Exercise goal — Each line below either holds the string "Sonnabend" or doesn't. Count those that do and give only the number.

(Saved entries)
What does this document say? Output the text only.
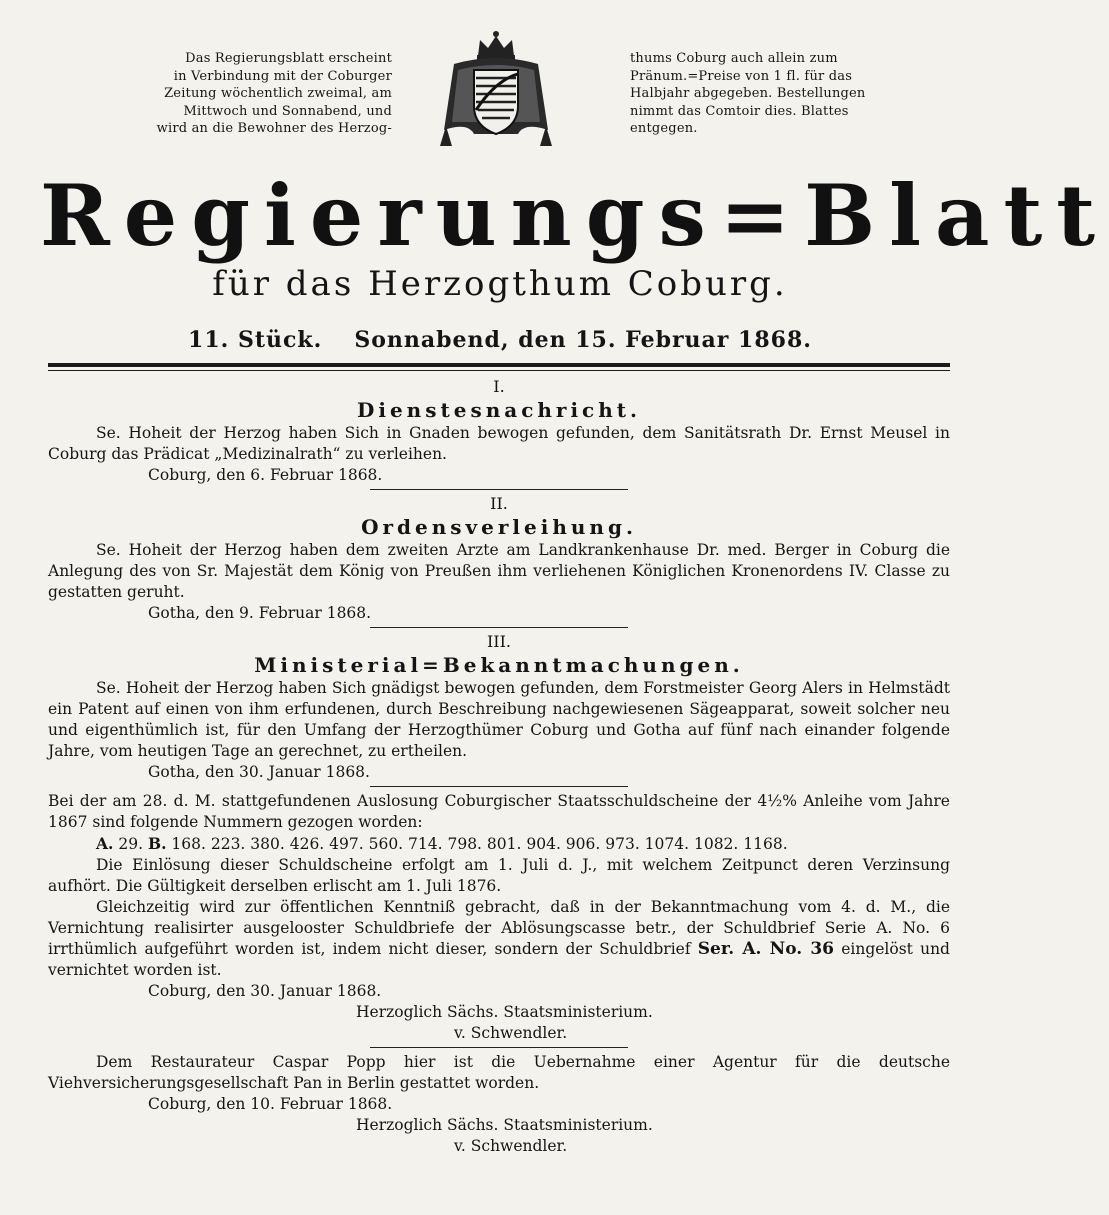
Das Regierungsblatt erscheint

in Verbindung mit der Coburger

Zeitung wöchentlich zweimal, am

Mittwoch und Sonnabend, und

wird an die Bewohner des Herzog-

thums Coburg auch allein zum

Pränum.=Preise von 1 fl. für das

Halbjahr abgegeben. Bestellungen

nimmt das Comtoir dies. Blattes

entgegen.

Regierungs=Blatt
für das Herzogthum Coburg.
11. Stück. Sonnabend, den 15. Februar 1868.
I.
Dienstesnachricht.

Se. Hoheit der Herzog haben Sich in Gnaden bewogen gefunden, dem Sanitätsrath Dr. Ernst Meusel in Coburg das Prädicat „Medizinalrath“ zu verleihen.

Coburg, den 6. Februar 1868.

II.
Ordensverleihung.

Se. Hoheit der Herzog haben dem zweiten Arzte am Landkrankenhause Dr. med. Berger in Coburg die Anlegung des von Sr. Majestät dem König von Preußen ihm verliehenen Königlichen Kronenordens IV. Classe zu gestatten geruht.

Gotha, den 9. Februar 1868.

III.
Ministerial=Bekanntmachungen.

Se. Hoheit der Herzog haben Sich gnädigst bewogen gefunden, dem Forstmeister Georg Alers in Helmstädt ein Patent auf einen von ihm erfundenen, durch Beschreibung nachgewiesenen Sägeapparat, soweit solcher neu und eigenthümlich ist, für den Umfang der Herzogthümer Coburg und Gotha auf fünf nach einander folgende Jahre, vom heutigen Tage an gerechnet, zu ertheilen.

Gotha, den 30. Januar 1868.

Bei der am 28. d. M. stattgefundenen Auslosung Coburgischer Staatsschuldscheine der 4½% Anleihe vom Jahre 1867 sind folgende Nummern gezogen worden:

A. 29. B. 168. 223. 380. 426. 497. 560. 714. 798. 801. 904. 906. 973. 1074. 1082. 1168.

Die Einlösung dieser Schuldscheine erfolgt am 1. Juli d. J., mit welchem Zeitpunct deren Verzinsung aufhört. Die Gültigkeit derselben erlischt am 1. Juli 1876.

Gleichzeitig wird zur öffentlichen Kenntniß gebracht, daß in der Bekanntmachung vom 4. d. M., die Vernichtung realisirter ausgelooster Schuldbriefe der Ablösungscasse betr., der Schuldbrief Serie A. No. 6 irrthümlich aufgeführt worden ist, indem nicht dieser, sondern der Schuldbrief Ser. A. No. 36 eingelöst und vernichtet worden ist.

Coburg, den 30. Januar 1868.

Herzoglich Sächs. Staatsministerium.

v. Schwendler.

Dem Restaurateur Caspar Popp hier ist die Uebernahme einer Agentur für die deutsche Viehversicherungsgesellschaft Pan in Berlin gestattet worden.

Coburg, den 10. Februar 1868.

Herzoglich Sächs. Staatsministerium.

v. Schwendler.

Solution to the exercise — 2